DIRECTION: Could you print each of the records below line for line, with every character unchanged, but leave out the pictures?

-- START --

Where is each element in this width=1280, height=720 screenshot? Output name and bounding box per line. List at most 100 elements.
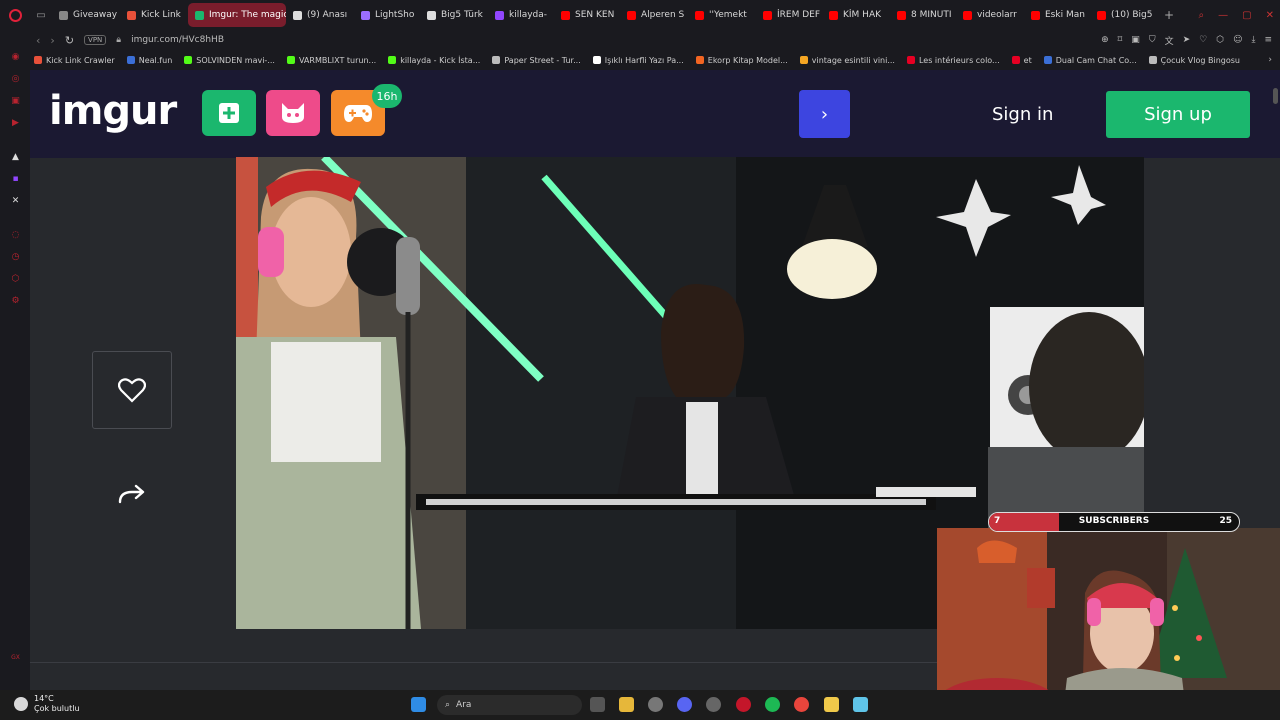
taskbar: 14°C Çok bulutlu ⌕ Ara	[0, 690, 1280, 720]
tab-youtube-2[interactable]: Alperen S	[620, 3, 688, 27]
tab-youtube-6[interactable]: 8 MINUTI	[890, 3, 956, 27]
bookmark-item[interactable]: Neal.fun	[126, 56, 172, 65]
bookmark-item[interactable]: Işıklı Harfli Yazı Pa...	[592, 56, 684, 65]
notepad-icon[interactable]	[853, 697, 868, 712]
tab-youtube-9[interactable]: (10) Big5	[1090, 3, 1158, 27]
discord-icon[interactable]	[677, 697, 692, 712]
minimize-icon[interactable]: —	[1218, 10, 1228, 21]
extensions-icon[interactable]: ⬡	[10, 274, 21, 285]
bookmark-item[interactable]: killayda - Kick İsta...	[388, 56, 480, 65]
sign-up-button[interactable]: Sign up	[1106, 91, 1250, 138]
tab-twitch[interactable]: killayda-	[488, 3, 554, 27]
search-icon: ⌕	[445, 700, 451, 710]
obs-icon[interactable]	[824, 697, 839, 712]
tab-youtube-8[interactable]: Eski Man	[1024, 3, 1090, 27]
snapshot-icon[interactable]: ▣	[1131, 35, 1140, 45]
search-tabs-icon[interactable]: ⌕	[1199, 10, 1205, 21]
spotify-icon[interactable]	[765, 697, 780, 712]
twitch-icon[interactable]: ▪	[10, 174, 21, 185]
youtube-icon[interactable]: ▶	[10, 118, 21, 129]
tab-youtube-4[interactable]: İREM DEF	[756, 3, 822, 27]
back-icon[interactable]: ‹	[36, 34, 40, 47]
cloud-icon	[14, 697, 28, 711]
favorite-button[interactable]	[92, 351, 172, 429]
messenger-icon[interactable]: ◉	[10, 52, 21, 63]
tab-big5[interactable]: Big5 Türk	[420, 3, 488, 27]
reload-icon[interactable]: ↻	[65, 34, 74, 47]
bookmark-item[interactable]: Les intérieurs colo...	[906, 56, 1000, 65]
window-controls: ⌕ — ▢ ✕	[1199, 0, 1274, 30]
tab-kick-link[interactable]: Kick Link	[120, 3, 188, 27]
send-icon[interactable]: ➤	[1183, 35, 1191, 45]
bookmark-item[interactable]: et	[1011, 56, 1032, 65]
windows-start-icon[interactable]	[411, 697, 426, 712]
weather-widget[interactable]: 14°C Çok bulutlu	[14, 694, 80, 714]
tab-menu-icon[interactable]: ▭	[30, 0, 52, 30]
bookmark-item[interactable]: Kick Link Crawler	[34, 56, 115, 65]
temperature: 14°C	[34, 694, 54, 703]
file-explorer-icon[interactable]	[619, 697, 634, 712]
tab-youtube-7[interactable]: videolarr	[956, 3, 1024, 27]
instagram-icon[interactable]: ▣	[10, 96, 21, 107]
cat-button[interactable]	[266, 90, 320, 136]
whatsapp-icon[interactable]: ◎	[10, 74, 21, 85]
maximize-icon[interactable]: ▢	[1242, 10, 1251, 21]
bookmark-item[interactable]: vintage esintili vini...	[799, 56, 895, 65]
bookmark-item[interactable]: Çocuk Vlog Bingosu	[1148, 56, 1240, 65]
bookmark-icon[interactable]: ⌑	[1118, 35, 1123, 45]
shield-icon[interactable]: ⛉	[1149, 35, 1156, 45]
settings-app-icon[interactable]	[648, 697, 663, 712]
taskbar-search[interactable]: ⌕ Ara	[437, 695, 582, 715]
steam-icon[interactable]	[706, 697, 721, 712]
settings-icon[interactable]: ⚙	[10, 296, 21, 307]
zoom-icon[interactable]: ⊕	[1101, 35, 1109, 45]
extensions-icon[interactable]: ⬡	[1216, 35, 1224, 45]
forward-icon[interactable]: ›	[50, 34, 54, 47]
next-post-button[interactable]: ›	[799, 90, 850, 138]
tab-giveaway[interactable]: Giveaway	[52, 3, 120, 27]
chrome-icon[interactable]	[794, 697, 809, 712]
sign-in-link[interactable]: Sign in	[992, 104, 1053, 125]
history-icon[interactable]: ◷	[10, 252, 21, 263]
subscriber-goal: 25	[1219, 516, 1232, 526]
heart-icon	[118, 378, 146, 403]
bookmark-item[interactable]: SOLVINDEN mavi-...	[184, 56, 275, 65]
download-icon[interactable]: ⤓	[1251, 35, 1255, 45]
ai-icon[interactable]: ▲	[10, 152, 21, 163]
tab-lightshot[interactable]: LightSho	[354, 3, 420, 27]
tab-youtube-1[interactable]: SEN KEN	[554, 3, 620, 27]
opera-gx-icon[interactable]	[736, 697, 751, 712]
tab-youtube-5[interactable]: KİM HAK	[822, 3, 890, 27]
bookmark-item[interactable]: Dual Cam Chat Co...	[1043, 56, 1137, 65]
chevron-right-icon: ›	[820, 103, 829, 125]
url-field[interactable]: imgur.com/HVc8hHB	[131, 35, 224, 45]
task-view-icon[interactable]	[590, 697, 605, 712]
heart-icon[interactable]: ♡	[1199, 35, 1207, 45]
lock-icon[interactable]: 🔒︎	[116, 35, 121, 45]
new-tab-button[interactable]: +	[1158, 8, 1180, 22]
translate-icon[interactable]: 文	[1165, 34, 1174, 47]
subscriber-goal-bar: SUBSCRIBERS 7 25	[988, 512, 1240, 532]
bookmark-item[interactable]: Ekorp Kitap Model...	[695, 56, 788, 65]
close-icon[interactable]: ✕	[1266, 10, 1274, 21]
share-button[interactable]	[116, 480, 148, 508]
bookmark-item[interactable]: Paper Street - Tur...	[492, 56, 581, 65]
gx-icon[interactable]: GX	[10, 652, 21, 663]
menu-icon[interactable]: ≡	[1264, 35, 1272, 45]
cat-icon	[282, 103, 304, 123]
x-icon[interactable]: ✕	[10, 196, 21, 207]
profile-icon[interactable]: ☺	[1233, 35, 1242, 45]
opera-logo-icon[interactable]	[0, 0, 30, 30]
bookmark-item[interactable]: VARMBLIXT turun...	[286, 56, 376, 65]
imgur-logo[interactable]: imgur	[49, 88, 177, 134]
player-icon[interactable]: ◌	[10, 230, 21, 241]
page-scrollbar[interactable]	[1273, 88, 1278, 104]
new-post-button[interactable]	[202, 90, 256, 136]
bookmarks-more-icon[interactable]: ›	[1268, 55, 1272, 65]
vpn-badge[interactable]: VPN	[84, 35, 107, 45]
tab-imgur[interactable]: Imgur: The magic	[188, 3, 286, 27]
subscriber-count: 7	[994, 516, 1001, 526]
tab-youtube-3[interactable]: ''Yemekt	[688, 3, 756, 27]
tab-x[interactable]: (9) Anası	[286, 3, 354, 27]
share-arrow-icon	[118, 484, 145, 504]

-- END --

CORRECT ANSWER:
Where is each element in this width=1280, height=720 screenshot? Output name and bounding box per line. List at most 100 elements.
taskbar: 14°C Çok bulutlu ⌕ Ara	[0, 690, 1280, 720]
tab-youtube-2[interactable]: Alperen S	[620, 3, 688, 27]
tab-youtube-6[interactable]: 8 MINUTI	[890, 3, 956, 27]
bookmark-item[interactable]: Neal.fun	[126, 56, 172, 65]
bookmark-item[interactable]: Işıklı Harfli Yazı Pa...	[592, 56, 684, 65]
notepad-icon[interactable]	[853, 697, 868, 712]
tab-youtube-9[interactable]: (10) Big5	[1090, 3, 1158, 27]
discord-icon[interactable]	[677, 697, 692, 712]
minimize-icon[interactable]: —	[1218, 10, 1228, 21]
extensions-icon[interactable]: ⬡	[10, 274, 21, 285]
bookmark-item[interactable]: killayda - Kick İsta...	[388, 56, 480, 65]
sign-up-button[interactable]: Sign up	[1106, 91, 1250, 138]
tab-twitch[interactable]: killayda-	[488, 3, 554, 27]
search-icon: ⌕	[445, 700, 451, 710]
obs-icon[interactable]	[824, 697, 839, 712]
tab-youtube-8[interactable]: Eski Man	[1024, 3, 1090, 27]
snapshot-icon[interactable]: ▣	[1131, 35, 1140, 45]
search-tabs-icon[interactable]: ⌕	[1199, 10, 1205, 21]
spotify-icon[interactable]	[765, 697, 780, 712]
twitch-icon[interactable]: ▪	[10, 174, 21, 185]
youtube-icon[interactable]: ▶	[10, 118, 21, 129]
tab-youtube-4[interactable]: İREM DEF	[756, 3, 822, 27]
back-icon[interactable]: ‹	[36, 34, 40, 47]
cloud-icon	[14, 697, 28, 711]
favorite-button[interactable]	[92, 351, 172, 429]
messenger-icon[interactable]: ◉	[10, 52, 21, 63]
tab-big5[interactable]: Big5 Türk	[420, 3, 488, 27]
reload-icon[interactable]: ↻	[65, 34, 74, 47]
bookmark-item[interactable]: Les intérieurs colo...	[906, 56, 1000, 65]
window-controls: ⌕ — ▢ ✕	[1199, 0, 1274, 30]
tab-kick-link[interactable]: Kick Link	[120, 3, 188, 27]
send-icon[interactable]: ➤	[1183, 35, 1191, 45]
bookmark-item[interactable]: et	[1011, 56, 1032, 65]
windows-start-icon[interactable]	[411, 697, 426, 712]
weather-widget[interactable]: 14°C Çok bulutlu	[14, 694, 80, 714]
tab-menu-icon[interactable]: ▭	[30, 0, 52, 30]
bookmark-item[interactable]: Kick Link Crawler	[34, 56, 115, 65]
temperature: 14°C	[34, 694, 54, 703]
file-explorer-icon[interactable]	[619, 697, 634, 712]
tab-youtube-7[interactable]: videolarr	[956, 3, 1024, 27]
instagram-icon[interactable]: ▣	[10, 96, 21, 107]
cat-button[interactable]	[266, 90, 320, 136]
whatsapp-icon[interactable]: ◎	[10, 74, 21, 85]
maximize-icon[interactable]: ▢	[1242, 10, 1251, 21]
bookmark-item[interactable]: vintage esintili vini...	[799, 56, 895, 65]
bookmark-item[interactable]: Çocuk Vlog Bingosu	[1148, 56, 1240, 65]
bookmark-icon[interactable]: ⌑	[1118, 35, 1123, 45]
shield-icon[interactable]: ⛉	[1149, 35, 1156, 45]
settings-app-icon[interactable]	[648, 697, 663, 712]
taskbar-search[interactable]: ⌕ Ara	[437, 695, 582, 715]
steam-icon[interactable]	[706, 697, 721, 712]
settings-icon[interactable]: ⚙	[10, 296, 21, 307]
zoom-icon[interactable]: ⊕	[1101, 35, 1109, 45]
extensions-icon[interactable]: ⬡	[1216, 35, 1224, 45]
forward-icon[interactable]: ›	[50, 34, 54, 47]
next-post-button[interactable]: ›	[799, 90, 850, 138]
tab-giveaway[interactable]: Giveaway	[52, 3, 120, 27]
chrome-icon[interactable]	[794, 697, 809, 712]
sign-in-link[interactable]: Sign in	[992, 104, 1053, 125]
history-icon[interactable]: ◷	[10, 252, 21, 263]
subscriber-goal: 25	[1219, 516, 1232, 526]
heart-icon	[118, 378, 146, 403]
bookmark-item[interactable]: SOLVINDEN mavi-...	[184, 56, 275, 65]
download-icon[interactable]: ⤓	[1251, 35, 1255, 45]
ai-icon[interactable]: ▲	[10, 152, 21, 163]
tab-lightshot[interactable]: LightSho	[354, 3, 420, 27]
tab-youtube-1[interactable]: SEN KEN	[554, 3, 620, 27]
opera-gx-icon[interactable]	[736, 697, 751, 712]
tab-youtube-5[interactable]: KİM HAK	[822, 3, 890, 27]
bookmark-item[interactable]: Dual Cam Chat Co...	[1043, 56, 1137, 65]
chevron-right-icon: ›	[820, 103, 829, 125]
url-field[interactable]: imgur.com/HVc8hHB	[131, 35, 224, 45]
task-view-icon[interactable]	[590, 697, 605, 712]
heart-icon[interactable]: ♡	[1199, 35, 1207, 45]
lock-icon[interactable]: 🔒︎	[116, 35, 121, 45]
new-tab-button[interactable]: +	[1158, 8, 1180, 22]
translate-icon[interactable]: 文	[1165, 34, 1174, 47]
subscriber-goal-bar: SUBSCRIBERS 7 25	[988, 512, 1240, 532]
bookmark-item[interactable]: Ekorp Kitap Model...	[695, 56, 788, 65]
close-icon[interactable]: ✕	[1266, 10, 1274, 21]
share-button[interactable]	[116, 480, 148, 508]
bookmark-item[interactable]: Paper Street - Tur...	[492, 56, 581, 65]
gx-icon[interactable]: GX	[10, 652, 21, 663]
menu-icon[interactable]: ≡	[1264, 35, 1272, 45]
cat-icon	[282, 103, 304, 123]
x-icon[interactable]: ✕	[10, 196, 21, 207]
profile-icon[interactable]: ☺	[1233, 35, 1242, 45]
opera-logo-icon[interactable]	[0, 0, 30, 30]
bookmark-item[interactable]: VARMBLIXT turun...	[286, 56, 376, 65]
imgur-logo[interactable]: imgur	[49, 88, 177, 134]
player-icon[interactable]: ◌	[10, 230, 21, 241]
page-scrollbar[interactable]	[1273, 88, 1278, 104]
new-post-button[interactable]	[202, 90, 256, 136]
bookmarks-more-icon[interactable]: ›	[1268, 55, 1272, 65]
vpn-badge[interactable]: VPN	[84, 35, 107, 45]
tab-imgur[interactable]: Imgur: The magic	[188, 3, 286, 27]
subscriber-count: 7	[994, 516, 1001, 526]
tab-youtube-3[interactable]: ''Yemekt	[688, 3, 756, 27]
tab-x[interactable]: (9) Anası	[286, 3, 354, 27]
share-arrow-icon	[118, 484, 145, 504]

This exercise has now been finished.